Londres, 25 décembre 1942,
« L’attentat d’Alger est un indice et un avertissement.
« Un indice de l’exaspération dans laquelle la tragédie française a jeté l’esprit et l’âme des Français.
« Un avertissement quant aux conséquences de toute nature qu’entraîne nécessairement l’absence d’une autorité nationale au milieu de la plus grande crise de notre histoire.
« Il est plus que jamais nécessaire que cette autorité nationale s’établisse.
« Je vous propose, mon général, de me rencontrer au plus tôt en territoire français, soit en Algérie, soit au Tchad… »
Il doute de l’acceptation de Giraud, que les Américains vont soutenir contre la France Combattante.
Il apprend que Roosevelt a déclaré que « le lâche assassinat de Darlan est un crime impardonnable » ! Alors que chacun sait que les responsables américains et anglais considèrent cette mort comme un « acte de la Providence ».
Partout, au Foreign Office, on dit : « Justice est faite. »

Travail demandé:
1. Recopiez mot pour mot le passage de l'extrait sur l'attentat d'Alger, de « Londres, 25 décembre » à « de notre histoire. ».
2. Poursuivez l'extrait sur l'attentat d'Alger à partir de sa dernière phrase.

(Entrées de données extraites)
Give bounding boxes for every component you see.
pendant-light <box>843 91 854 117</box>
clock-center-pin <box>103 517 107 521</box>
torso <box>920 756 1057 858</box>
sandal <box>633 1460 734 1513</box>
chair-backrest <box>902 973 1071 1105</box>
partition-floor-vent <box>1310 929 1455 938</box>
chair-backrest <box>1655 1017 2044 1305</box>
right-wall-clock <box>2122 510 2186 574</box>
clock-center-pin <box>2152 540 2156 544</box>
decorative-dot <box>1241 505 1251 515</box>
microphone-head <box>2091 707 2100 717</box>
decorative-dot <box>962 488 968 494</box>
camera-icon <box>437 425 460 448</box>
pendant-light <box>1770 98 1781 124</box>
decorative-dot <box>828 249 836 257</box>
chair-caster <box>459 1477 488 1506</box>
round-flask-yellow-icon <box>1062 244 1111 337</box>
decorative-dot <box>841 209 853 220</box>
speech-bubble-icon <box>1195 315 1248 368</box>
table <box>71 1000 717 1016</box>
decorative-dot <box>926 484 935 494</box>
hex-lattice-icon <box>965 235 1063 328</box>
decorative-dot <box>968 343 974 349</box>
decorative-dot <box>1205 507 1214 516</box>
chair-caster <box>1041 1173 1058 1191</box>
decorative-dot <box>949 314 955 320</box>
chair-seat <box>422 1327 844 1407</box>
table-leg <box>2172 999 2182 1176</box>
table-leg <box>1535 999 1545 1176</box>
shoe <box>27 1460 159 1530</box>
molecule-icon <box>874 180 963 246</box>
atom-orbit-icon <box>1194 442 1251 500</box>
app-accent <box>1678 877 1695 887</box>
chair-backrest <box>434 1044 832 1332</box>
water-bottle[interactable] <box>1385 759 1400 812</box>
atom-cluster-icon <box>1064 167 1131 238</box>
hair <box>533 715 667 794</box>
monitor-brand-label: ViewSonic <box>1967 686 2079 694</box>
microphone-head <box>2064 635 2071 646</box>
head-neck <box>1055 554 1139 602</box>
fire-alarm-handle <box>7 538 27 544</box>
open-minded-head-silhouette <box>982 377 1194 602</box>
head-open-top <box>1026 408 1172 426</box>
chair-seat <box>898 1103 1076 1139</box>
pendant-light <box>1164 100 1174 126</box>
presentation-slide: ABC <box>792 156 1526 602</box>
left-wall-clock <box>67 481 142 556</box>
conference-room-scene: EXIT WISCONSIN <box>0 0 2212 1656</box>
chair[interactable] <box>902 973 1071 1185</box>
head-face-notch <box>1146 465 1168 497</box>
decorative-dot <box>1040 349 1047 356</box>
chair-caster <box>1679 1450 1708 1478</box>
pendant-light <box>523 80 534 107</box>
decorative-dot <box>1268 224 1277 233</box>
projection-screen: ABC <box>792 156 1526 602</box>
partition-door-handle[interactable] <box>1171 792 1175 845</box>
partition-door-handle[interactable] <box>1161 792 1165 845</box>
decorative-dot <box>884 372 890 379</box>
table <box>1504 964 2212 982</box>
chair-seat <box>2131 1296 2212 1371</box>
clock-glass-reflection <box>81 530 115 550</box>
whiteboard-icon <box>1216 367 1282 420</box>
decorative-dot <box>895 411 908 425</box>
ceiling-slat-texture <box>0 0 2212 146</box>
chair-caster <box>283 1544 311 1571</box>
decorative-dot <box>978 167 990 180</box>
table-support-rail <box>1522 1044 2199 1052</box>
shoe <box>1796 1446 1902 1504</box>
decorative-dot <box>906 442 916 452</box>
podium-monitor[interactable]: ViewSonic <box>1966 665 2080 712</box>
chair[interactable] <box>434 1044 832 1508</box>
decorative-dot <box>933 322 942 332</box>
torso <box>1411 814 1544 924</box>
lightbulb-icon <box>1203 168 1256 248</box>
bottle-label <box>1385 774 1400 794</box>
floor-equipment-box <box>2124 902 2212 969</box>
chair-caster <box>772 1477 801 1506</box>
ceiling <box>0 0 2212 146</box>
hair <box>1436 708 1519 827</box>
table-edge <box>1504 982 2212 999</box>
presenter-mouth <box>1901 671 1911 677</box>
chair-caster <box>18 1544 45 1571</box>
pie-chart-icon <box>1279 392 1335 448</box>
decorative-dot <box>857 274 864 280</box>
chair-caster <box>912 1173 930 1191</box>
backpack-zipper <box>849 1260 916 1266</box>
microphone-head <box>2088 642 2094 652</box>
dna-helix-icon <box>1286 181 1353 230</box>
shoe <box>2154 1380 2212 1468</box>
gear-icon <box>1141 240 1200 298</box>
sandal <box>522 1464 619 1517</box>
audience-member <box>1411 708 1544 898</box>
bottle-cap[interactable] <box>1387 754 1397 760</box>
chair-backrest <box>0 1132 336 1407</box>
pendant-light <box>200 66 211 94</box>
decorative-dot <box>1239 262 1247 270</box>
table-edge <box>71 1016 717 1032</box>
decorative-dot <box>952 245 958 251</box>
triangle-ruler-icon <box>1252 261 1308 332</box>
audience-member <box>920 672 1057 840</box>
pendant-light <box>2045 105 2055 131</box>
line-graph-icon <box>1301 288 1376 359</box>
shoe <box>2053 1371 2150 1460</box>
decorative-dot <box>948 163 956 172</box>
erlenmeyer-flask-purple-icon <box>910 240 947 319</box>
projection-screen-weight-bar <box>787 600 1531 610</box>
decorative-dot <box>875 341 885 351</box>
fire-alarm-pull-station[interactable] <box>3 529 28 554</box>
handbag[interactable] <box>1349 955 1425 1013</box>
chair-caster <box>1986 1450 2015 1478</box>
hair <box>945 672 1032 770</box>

Réponses par tâche:
1.
Londres, 25 décembre 1942,
« L’attentat d’Alger est un indice et un avertissement.
« Un indice de l’exaspération dans laquelle la tragédie française a jeté l’esprit et l’âme des Français.
« Un avertissement quant aux conséquences de toute nature qu’entraîne nécessairement l’absence d’une autorité nationale au milieu de la plus grande crise de notre histoire.

2.
De Gaulle écoute Passy, chargé du « Bureau » des renseignements de la France Libre (le BCRA), lui raconter que, au siège des services secrets britanniques, l’un des responsables lui a offert le champagne afin de porter un toast « à la mort du traître Darlan ».
Mais Roosevelt condamne, et en profite pour annuler l’invitation qu’il avait lancée à de Gaulle de se rendre à Washington.
La manœuvre est claire. En voici l’exécution. Roosevelt a invité un ancien ministre de l’intérieur de Vichy – Peyrouton – à devenir gouverneur de l’Algérie. Peu importe qu’il ait participé à la répression contre les résistants et mis en œuvre les lois antisémites ! Il s’agit toujours d’utiliser les hommes de Vichy.
On apporte la réponse de Giraud.
De Gaulle n’est pas surpris par ce qu’il lit :
« Une grande émotion a été causée dans les cadres civils et militaires en Afrique du Nord par le récent assassinat, écrit Giraud. C’est pourquoi l’atmosphère est pour le moment défavorable à un entretien personnel entre nous. »
Dernier jour de l’année 1942.
Voilà des semaines que la tension est telle que de Gaulle n’a guère eu l’occasion de passer plus de quelques heures avec les siens à Hampstead.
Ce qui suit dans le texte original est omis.